* _WHAT YOU WILL DO_: Make an exact copy of all the material below, apart from the pictures.

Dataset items
-------------------------
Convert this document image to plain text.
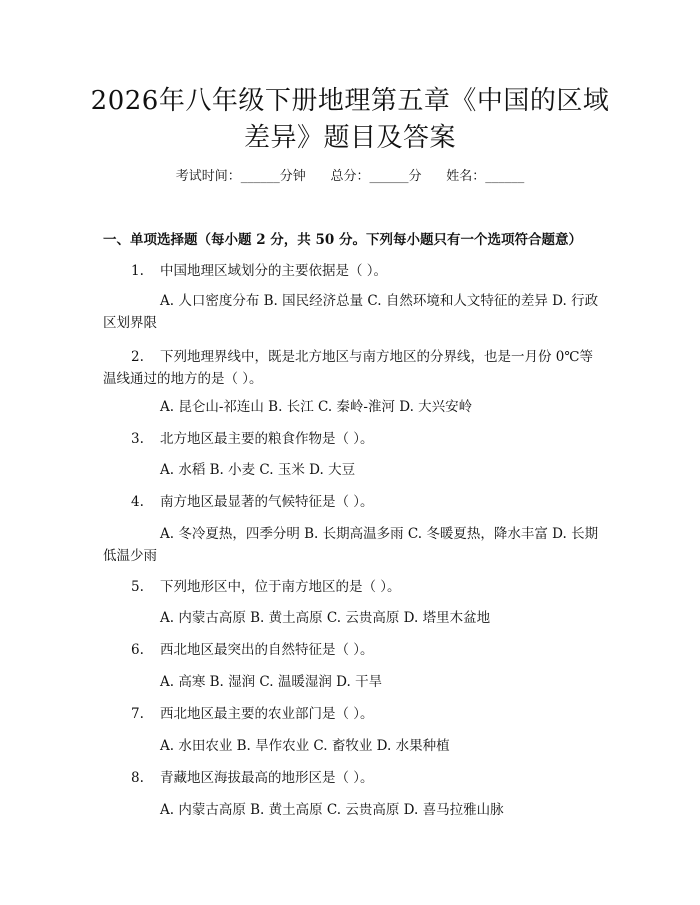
2026年八年级下册地理第五章《中国的区域
差异》题目及答案
考试时间：______分钟      总分：______分      姓名：______
一、单项选择题（每小题 2 分，共 50 分。下列每小题只有一个选项符合题意）
1. 中国地理区域划分的主要依据是（ ）。
A. 人口密度分布 B. 国民经济总量 C. 自然环境和人文特征的差异 D. 行政区划界限
2.	下列地理界线中，既是北方地区与南方地区的分界线，也是一月份 0℃等温线通过的地方的是（ ）。
A. 昆仑山-祁连山 B. 长江 C. 秦岭-淮河 D. 大兴安岭
3. 北方地区最主要的粮食作物是（ ）。
A. 水稻 B. 小麦 C. 玉米 D. 大豆
4. 南方地区最显著的气候特征是（ ）。
A. 冬冷夏热，四季分明 B. 长期高温多雨 C. 冬暖夏热，降水丰富 D. 长期低温少雨
5. 下列地形区中，位于南方地区的是（ ）。
A. 内蒙古高原 B. 黄土高原 C. 云贵高原 D. 塔里木盆地
6. 西北地区最突出的自然特征是（ ）。
A. 高寒 B. 湿润 C. 温暖湿润 D. 干旱
7. 西北地区最主要的农业部门是（ ）。
A. 水田农业 B. 旱作农业 C. 畜牧业 D. 水果种植
8. 青藏地区海拔最高的地形区是（ ）。
A. 内蒙古高原 B. 黄土高原 C. 云贵高原 D. 喜马拉雅山脉
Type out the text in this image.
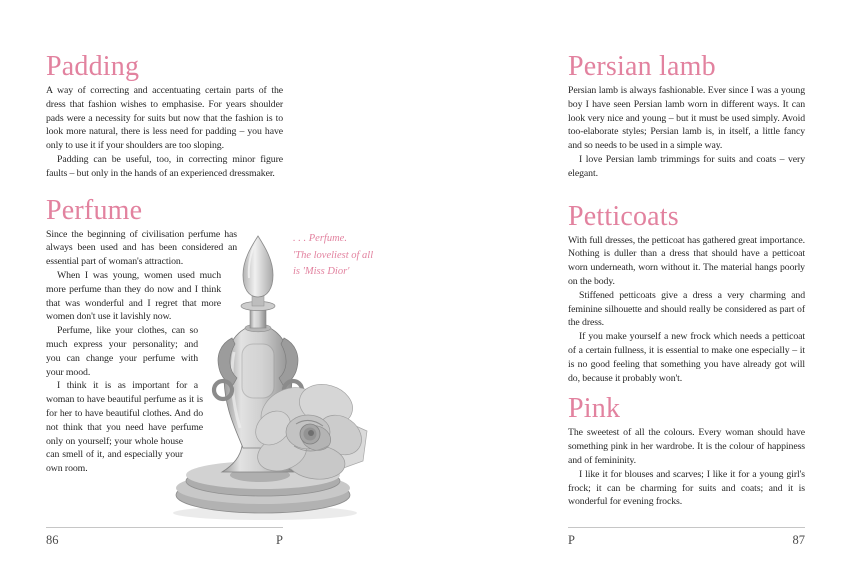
Padding

A way of correcting and accentuating certain parts of the dress that fashion wishes to emphasise. For years shoulder pads were a necessity for suits but now that the fashion is to look more natural, there is less need for padding – you have only to use it if your shoulders are too sloping.

Padding can be useful, too, in correcting minor figure faults – but only in the hands of an experienced dressmaker.

Perfume

Since the beginning of civilisation perfume has always been used and has been considered an essential part of woman's attraction.

When I was young, women used much more perfume than they do now and I think that was wonderful and I regret that more women don't use it lavishly now.

Perfume, like your clothes, can so much express your personality; and you can change your perfume with your mood.

I think it is as important for a woman to have beautiful perfume as it is for her to have beautiful clothes. And do not think that you need have perfume only on yourself; your whole house can smell of it, and especially your own room.

86	P
. . . Perfume.
'The loveliest of all
is 'Miss Dior'
Persian lamb

Persian lamb is always fashionable. Ever since I was a young boy I have seen Persian lamb worn in different ways. It can look very nice and young – but it must be used simply. Avoid too-elaborate styles; Persian lamb is, in itself, a little fancy and so needs to be used in a simple way.

I love Persian lamb trimmings for suits and coats – very elegant.

Petticoats

With full dresses, the petticoat has gathered great importance. Nothing is duller than a dress that should have a petticoat worn underneath, worn without it. The material hangs poorly on the body.

Stiffened petticoats give a dress a very charming and feminine silhouette and should really be considered as part of the dress.

If you make yourself a new frock which needs a petticoat of a certain fullness, it is essential to make one especially – it is no good feeling that something you have already got will do, because it probably won't.

Pink

The sweetest of all the colours. Every woman should have something pink in her wardrobe. It is the colour of happiness and of femininity.

I like it for blouses and scarves; I like it for a young girl's frock; it can be charming for suits and coats; and it is wonderful for evening frocks.

P	87
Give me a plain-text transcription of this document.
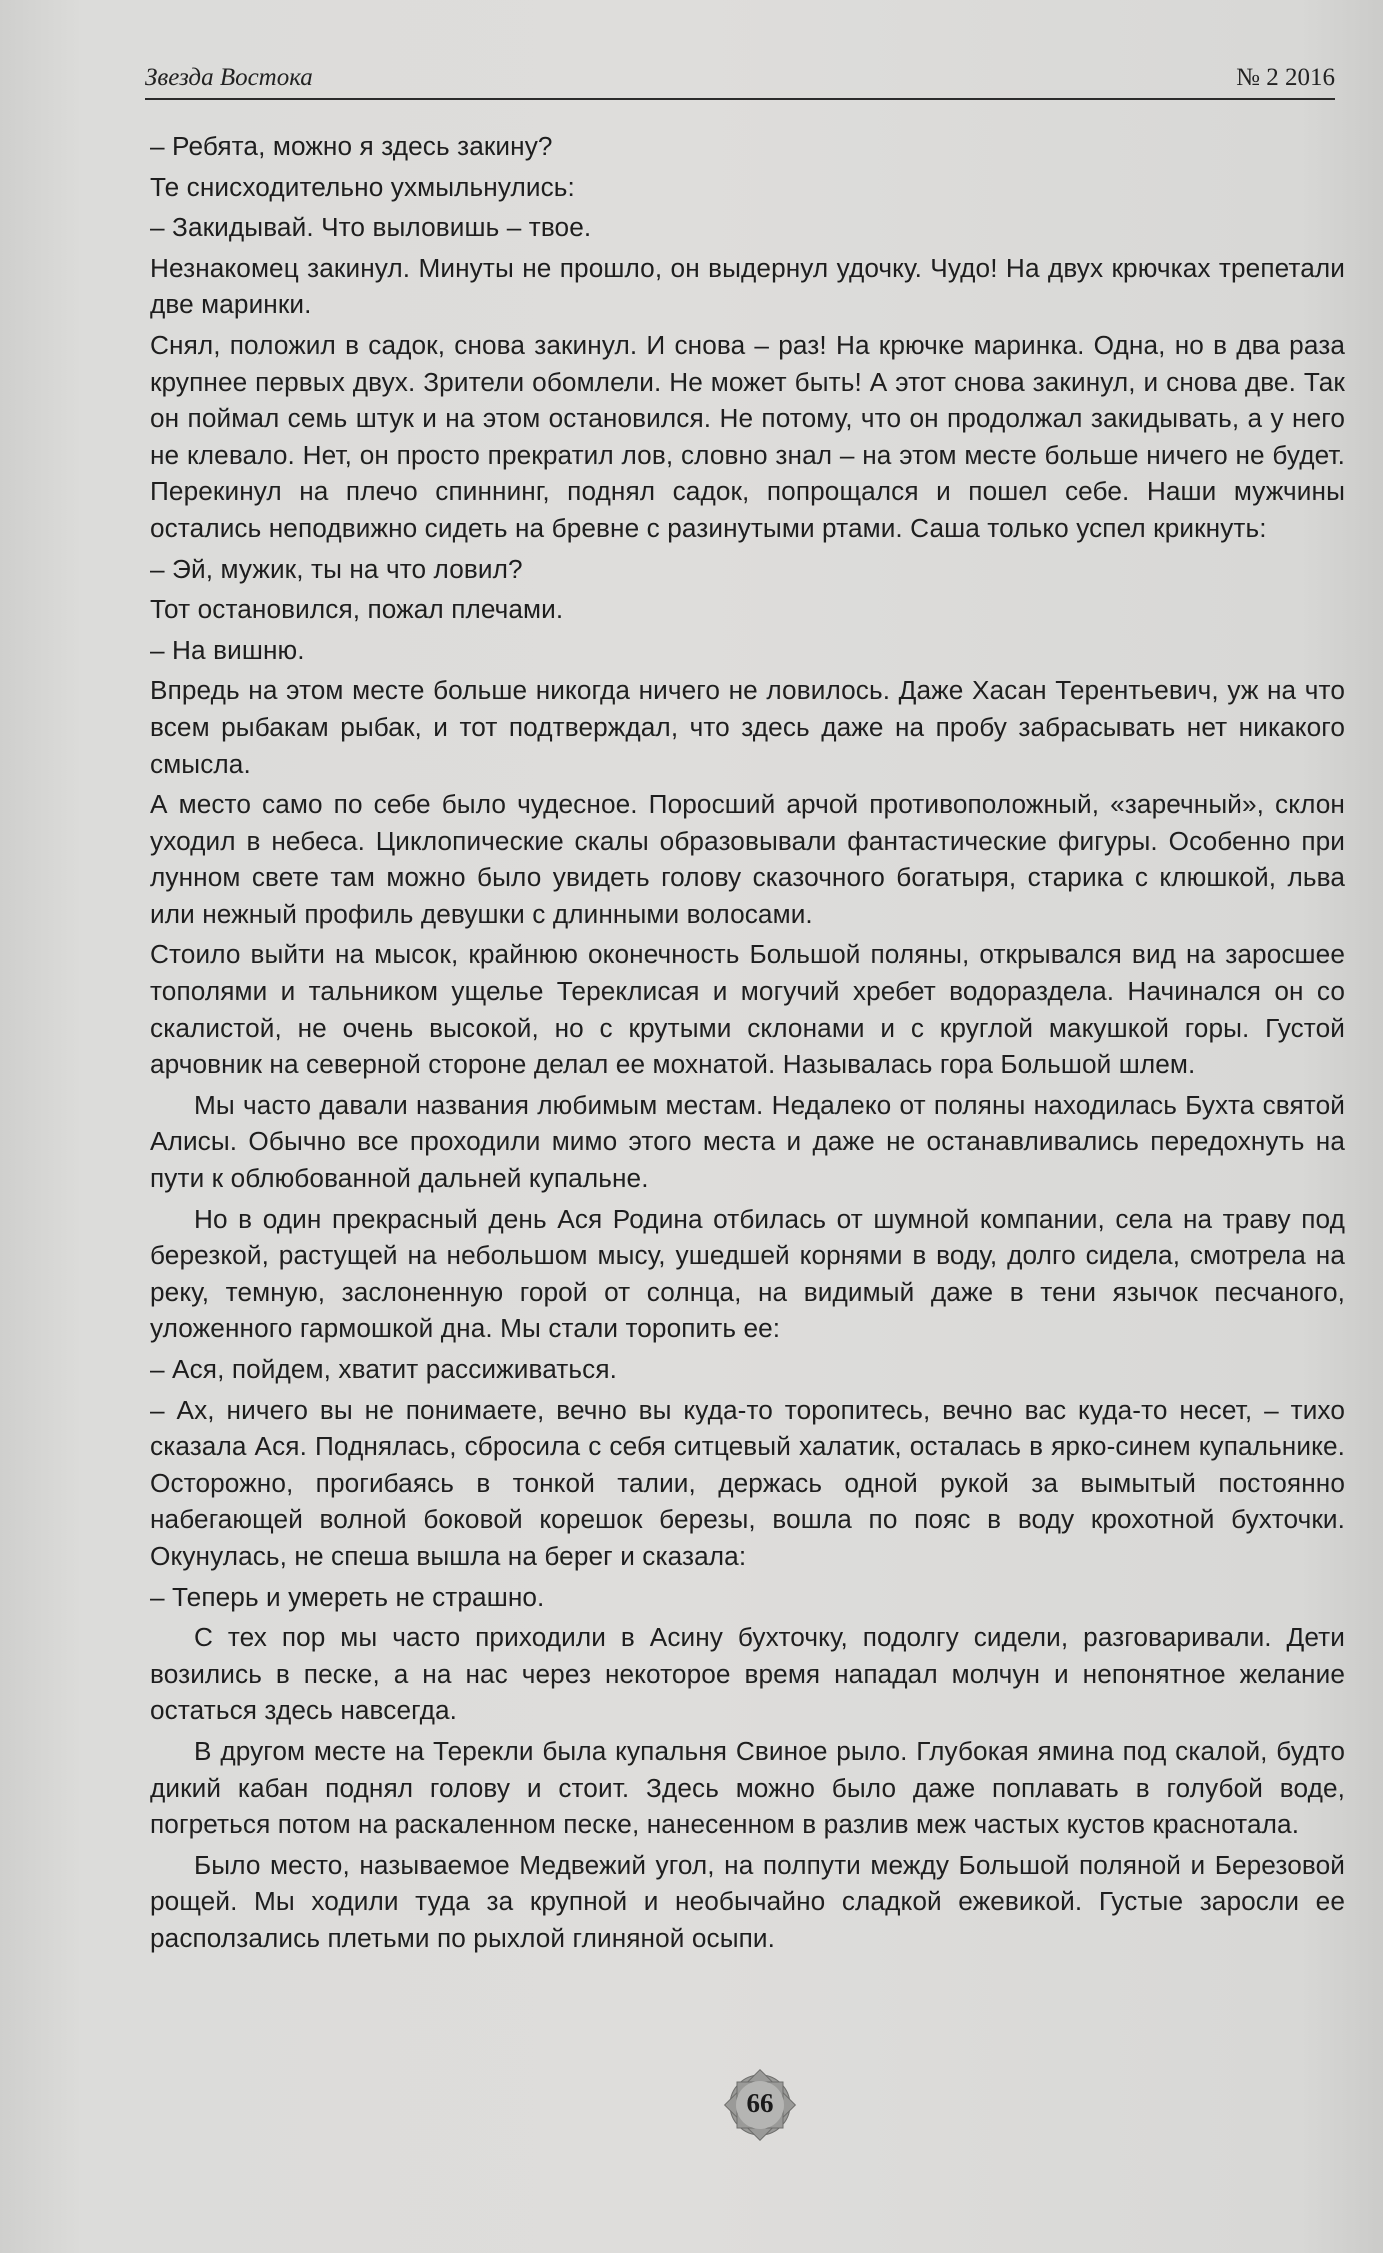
Звезда Востока	№ 2 2016

– Ребята, можно я здесь закину?

Те снисходительно ухмыльнулись:

– Закидывай. Что выловишь – твое.

Незнакомец закинул. Минуты не прошло, он выдернул удочку. Чудо! На двух крючках трепетали две маринки.

Снял, положил в садок, снова закинул. И снова – раз! На крючке маринка. Одна, но в два раза крупнее первых двух. Зрители обомлели. Не может быть! А этот снова закинул, и снова две. Так он поймал семь штук и на этом остановился. Не потому, что он продолжал закидывать, а у него не клевало. Нет, он просто прекратил лов, словно знал – на этом месте больше ничего не будет. Перекинул на плечо спиннинг, поднял садок, попрощался и пошел себе. Наши мужчины остались неподвижно сидеть на бревне с разинутыми ртами. Саша только успел крикнуть:

– Эй, мужик, ты на что ловил?

Тот остановился, пожал плечами.

– На вишню.

Впредь на этом месте больше никогда ничего не ловилось. Даже Хасан Терентьевич, уж на что всем рыбакам рыбак, и тот подтверждал, что здесь даже на пробу забрасывать нет никакого смысла.

А место само по себе было чудесное. Поросший арчой противоположный, «заречный», склон уходил в небеса. Циклопические скалы образовывали фантастические фигуры. Особенно при лунном свете там можно было увидеть голову сказочного богатыря, старика с клюшкой, льва или нежный профиль девушки с длинными волосами.

Стоило выйти на мысок, крайнюю оконечность Большой поляны, открывался вид на заросшее тополями и тальником ущелье Тереклисая и могучий хребет водораздела. Начинался он со скалистой, не очень высокой, но с крутыми склонами и с круглой макушкой горы. Густой арчовник на северной стороне делал ее мохнатой. Называлась гора Большой шлем.

Мы часто давали названия любимым местам. Недалеко от поляны находилась Бухта святой Алисы. Обычно все проходили мимо этого места и даже не останавливались передохнуть на пути к облюбованной дальней купальне.

Но в один прекрасный день Ася Родина отбилась от шумной компании, села на траву под березкой, растущей на небольшом мысу, ушедшей корнями в воду, долго сидела, смотрела на реку, темную, заслоненную горой от солнца, на видимый даже в тени язычок песчаного, уложенного гармошкой дна. Мы стали торопить ее:

– Ася, пойдем, хватит рассиживаться.

– Ах, ничего вы не понимаете, вечно вы куда-то торопитесь, вечно вас куда-то несет, – тихо сказала Ася. Поднялась, сбросила с себя ситцевый халатик, осталась в ярко-синем купальнике. Осторожно, прогибаясь в тонкой талии, держась одной рукой за вымытый постоянно набегающей волной боковой корешок березы, вошла по пояс в воду крохотной бухточки. Окунулась, не спеша вышла на берег и сказала:

– Теперь и умереть не страшно.

С тех пор мы часто приходили в Асину бухточку, подолгу сидели, разговаривали. Дети возились в песке, а на нас через некоторое время нападал молчун и непонятное желание остаться здесь навсегда.

В другом месте на Терекли была купальня Свиное рыло. Глубокая ямина под скалой, будто дикий кабан поднял голову и стоит. Здесь можно было даже поплавать в голубой воде, погреться потом на раскаленном песке, нанесенном в разлив меж частых кустов краснотала.

Было место, называемое Медвежий угол, на полпути между Большой поляной и Березовой рощей. Мы ходили туда за крупной и необычайно сладкой ежевикой. Густые заросли ее расползались плетьми по рыхлой глиняной осыпи.

66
-------------------------
* _CORRECT OUTPUT_:
Convert this document image to plain text.
2026年八年级下册地理第五章《中国的区域
差异》题目及答案
考试时间：______分钟      总分：______分      姓名：______
一、单项选择题（每小题 2 分，共 50 分。下列每小题只有一个选项符合题意）
1. 中国地理区域划分的主要依据是（ ）。
A. 人口密度分布 B. 国民经济总量 C. 自然环境和人文特征的差异 D. 行政区划界限
2.	下列地理界线中，既是北方地区与南方地区的分界线，也是一月份 0℃等温线通过的地方的是（ ）。
A. 昆仑山-祁连山 B. 长江 C. 秦岭-淮河 D. 大兴安岭
3. 北方地区最主要的粮食作物是（ ）。
A. 水稻 B. 小麦 C. 玉米 D. 大豆
4. 南方地区最显著的气候特征是（ ）。
A. 冬冷夏热，四季分明 B. 长期高温多雨 C. 冬暖夏热，降水丰富 D. 长期低温少雨
5. 下列地形区中，位于南方地区的是（ ）。
A. 内蒙古高原 B. 黄土高原 C. 云贵高原 D. 塔里木盆地
6. 西北地区最突出的自然特征是（ ）。
A. 高寒 B. 湿润 C. 温暖湿润 D. 干旱
7. 西北地区最主要的农业部门是（ ）。
A. 水田农业 B. 旱作农业 C. 畜牧业 D. 水果种植
8. 青藏地区海拔最高的地形区是（ ）。
A. 内蒙古高原 B. 黄土高原 C. 云贵高原 D. 喜马拉雅山脉
Type out the text in this image.
Padding

A way of correcting and accentuating certain parts of the dress that fashion wishes to emphasise. For years shoulder pads were a necessity for suits but now that the fashion is to look more natural, there is less need for padding – you have only to use it if your shoulders are too sloping.

Padding can be useful, too, in correcting minor figure faults – but only in the hands of an experienced dressmaker.

Perfume

Since the beginning of civilisation perfume has always been used and has been considered an essential part of woman's attraction.

When I was young, women used much more perfume than they do now and I think that was wonderful and I regret that more women don't use it lavishly now.

Perfume, like your clothes, can so much express your personality; and you can change your perfume with your mood.

I think it is as important for a woman to have beautiful perfume as it is for her to have beautiful clothes. And do not think that you need have perfume only on yourself; your whole house can smell of it, and especially your own room.

86	P
. . . Perfume.
'The loveliest of all
is 'Miss Dior'
Persian lamb

Persian lamb is always fashionable. Ever since I was a young boy I have seen Persian lamb worn in different ways. It can look very nice and young – but it must be used simply. Avoid too-elaborate styles; Persian lamb is, in itself, a little fancy and so needs to be used in a simple way.

I love Persian lamb trimmings for suits and coats – very elegant.

Petticoats

With full dresses, the petticoat has gathered great importance. Nothing is duller than a dress that should have a petticoat worn underneath, worn without it. The material hangs poorly on the body.

Stiffened petticoats give a dress a very charming and feminine silhouette and should really be considered as part of the dress.

If you make yourself a new frock which needs a petticoat of a certain fullness, it is essential to make one especially – it is no good feeling that something you have already got will do, because it probably won't.

Pink

The sweetest of all the colours. Every woman should have something pink in her wardrobe. It is the colour of happiness and of femininity.

I like it for blouses and scarves; I like it for a young girl's frock; it can be charming for suits and coats; and it is wonderful for evening frocks.

P	87
Give me a plain-text transcription of this document.
Звезда Востока	№ 2 2016

– Ребята, можно я здесь закину?

Те снисходительно ухмыльнулись:

– Закидывай. Что выловишь – твое.

Незнакомец закинул. Минуты не прошло, он выдернул удочку. Чудо! На двух крючках трепетали две маринки.

Снял, положил в садок, снова закинул. И снова – раз! На крючке маринка. Одна, но в два раза крупнее первых двух. Зрители обомлели. Не может быть! А этот снова закинул, и снова две. Так он поймал семь штук и на этом остановился. Не потому, что он продолжал закидывать, а у него не клевало. Нет, он просто прекратил лов, словно знал – на этом месте больше ничего не будет. Перекинул на плечо спиннинг, поднял садок, попрощался и пошел себе. Наши мужчины остались неподвижно сидеть на бревне с разинутыми ртами. Саша только успел крикнуть:

– Эй, мужик, ты на что ловил?

Тот остановился, пожал плечами.

– На вишню.

Впредь на этом месте больше никогда ничего не ловилось. Даже Хасан Терентьевич, уж на что всем рыбакам рыбак, и тот подтверждал, что здесь даже на пробу забрасывать нет никакого смысла.

А место само по себе было чудесное. Поросший арчой противоположный, «заречный», склон уходил в небеса. Циклопические скалы образовывали фантастические фигуры. Особенно при лунном свете там можно было увидеть голову сказочного богатыря, старика с клюшкой, льва или нежный профиль девушки с длинными волосами.

Стоило выйти на мысок, крайнюю оконечность Большой поляны, открывался вид на заросшее тополями и тальником ущелье Тереклисая и могучий хребет водораздела. Начинался он со скалистой, не очень высокой, но с крутыми склонами и с круглой макушкой горы. Густой арчовник на северной стороне делал ее мохнатой. Называлась гора Большой шлем.

Мы часто давали названия любимым местам. Недалеко от поляны находилась Бухта святой Алисы. Обычно все проходили мимо этого места и даже не останавливались передохнуть на пути к облюбованной дальней купальне.

Но в один прекрасный день Ася Родина отбилась от шумной компании, села на траву под березкой, растущей на небольшом мысу, ушедшей корнями в воду, долго сидела, смотрела на реку, темную, заслоненную горой от солнца, на видимый даже в тени язычок песчаного, уложенного гармошкой дна. Мы стали торопить ее:

– Ася, пойдем, хватит рассиживаться.

– Ах, ничего вы не понимаете, вечно вы куда-то торопитесь, вечно вас куда-то несет, – тихо сказала Ася. Поднялась, сбросила с себя ситцевый халатик, осталась в ярко-синем купальнике. Осторожно, прогибаясь в тонкой талии, держась одной рукой за вымытый постоянно набегающей волной боковой корешок березы, вошла по пояс в воду крохотной бухточки. Окунулась, не спеша вышла на берег и сказала:

– Теперь и умереть не страшно.

С тех пор мы часто приходили в Асину бухточку, подолгу сидели, разговаривали. Дети возились в песке, а на нас через некоторое время нападал молчун и непонятное желание остаться здесь навсегда.

В другом месте на Терекли была купальня Свиное рыло. Глубокая ямина под скалой, будто дикий кабан поднял голову и стоит. Здесь можно было даже поплавать в голубой воде, погреться потом на раскаленном песке, нанесенном в разлив меж частых кустов краснотала.

Было место, называемое Медвежий угол, на полпути между Большой поляной и Березовой рощей. Мы ходили туда за крупной и необычайно сладкой ежевикой. Густые заросли ее расползались плетьми по рыхлой глиняной осыпи.

66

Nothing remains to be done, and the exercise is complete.